Collected data entries
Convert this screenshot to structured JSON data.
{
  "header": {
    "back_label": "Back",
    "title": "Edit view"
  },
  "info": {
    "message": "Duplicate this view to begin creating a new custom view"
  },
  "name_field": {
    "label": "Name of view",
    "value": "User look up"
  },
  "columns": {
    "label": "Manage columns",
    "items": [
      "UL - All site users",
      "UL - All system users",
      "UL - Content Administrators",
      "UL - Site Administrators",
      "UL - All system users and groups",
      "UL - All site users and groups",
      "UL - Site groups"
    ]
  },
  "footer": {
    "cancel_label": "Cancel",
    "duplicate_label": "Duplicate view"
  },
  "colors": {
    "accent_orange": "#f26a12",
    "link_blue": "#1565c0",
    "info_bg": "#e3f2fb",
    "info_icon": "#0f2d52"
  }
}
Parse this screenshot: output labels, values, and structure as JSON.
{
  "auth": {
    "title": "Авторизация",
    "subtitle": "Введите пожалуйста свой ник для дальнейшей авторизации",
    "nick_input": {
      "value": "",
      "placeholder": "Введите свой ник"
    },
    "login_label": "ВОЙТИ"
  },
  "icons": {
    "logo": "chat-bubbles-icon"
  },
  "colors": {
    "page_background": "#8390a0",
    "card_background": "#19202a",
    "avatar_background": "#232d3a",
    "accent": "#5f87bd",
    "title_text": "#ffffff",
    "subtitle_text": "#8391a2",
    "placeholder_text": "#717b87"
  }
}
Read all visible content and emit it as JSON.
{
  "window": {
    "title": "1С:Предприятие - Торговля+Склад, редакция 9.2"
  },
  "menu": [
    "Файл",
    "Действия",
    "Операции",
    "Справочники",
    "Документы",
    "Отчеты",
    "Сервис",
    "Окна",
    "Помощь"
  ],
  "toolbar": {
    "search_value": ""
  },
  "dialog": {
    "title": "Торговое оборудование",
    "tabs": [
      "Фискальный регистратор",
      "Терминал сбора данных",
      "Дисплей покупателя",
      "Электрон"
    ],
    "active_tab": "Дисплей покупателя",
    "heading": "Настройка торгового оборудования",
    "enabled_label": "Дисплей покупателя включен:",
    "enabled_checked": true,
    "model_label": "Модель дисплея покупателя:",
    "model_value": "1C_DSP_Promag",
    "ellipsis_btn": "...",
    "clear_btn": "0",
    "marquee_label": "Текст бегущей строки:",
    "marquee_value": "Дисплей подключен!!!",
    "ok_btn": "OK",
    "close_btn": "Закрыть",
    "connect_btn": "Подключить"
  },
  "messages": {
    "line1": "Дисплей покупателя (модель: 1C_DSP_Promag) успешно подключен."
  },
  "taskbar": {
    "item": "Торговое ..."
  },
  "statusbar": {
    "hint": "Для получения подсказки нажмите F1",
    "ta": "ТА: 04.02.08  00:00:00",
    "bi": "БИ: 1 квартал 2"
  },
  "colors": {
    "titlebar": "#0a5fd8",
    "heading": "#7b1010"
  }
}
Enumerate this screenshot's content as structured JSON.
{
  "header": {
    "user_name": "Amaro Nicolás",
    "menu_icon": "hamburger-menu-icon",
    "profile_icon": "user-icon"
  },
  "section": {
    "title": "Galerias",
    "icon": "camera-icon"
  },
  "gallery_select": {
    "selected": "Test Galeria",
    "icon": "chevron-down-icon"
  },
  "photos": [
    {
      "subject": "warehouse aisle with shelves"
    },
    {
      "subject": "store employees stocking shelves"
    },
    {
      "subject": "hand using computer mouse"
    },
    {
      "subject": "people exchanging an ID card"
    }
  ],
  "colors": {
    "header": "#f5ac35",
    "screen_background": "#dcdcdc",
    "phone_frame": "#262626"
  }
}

Written problem:
The line containing "Enumerate this screenshot's" and every line after it, through the end of the records, should be repeated exactly and alone.

Written response:
Enumerate this screenshot's content as structured JSON.
{
  "header": {
    "user_name": "Amaro Nicolás",
    "menu_icon": "hamburger-menu-icon",
    "profile_icon": "user-icon"
  },
  "section": {
    "title": "Galerias",
    "icon": "camera-icon"
  },
  "gallery_select": {
    "selected": "Test Galeria",
    "icon": "chevron-down-icon"
  },
  "photos": [
    {
      "subject": "warehouse aisle with shelves"
    },
    {
      "subject": "store employees stocking shelves"
    },
    {
      "subject": "hand using computer mouse"
    },
    {
      "subject": "people exchanging an ID card"
    }
  ],
  "colors": {
    "header": "#f5ac35",
    "screen_background": "#dcdcdc",
    "phone_frame": "#262626"
  }
}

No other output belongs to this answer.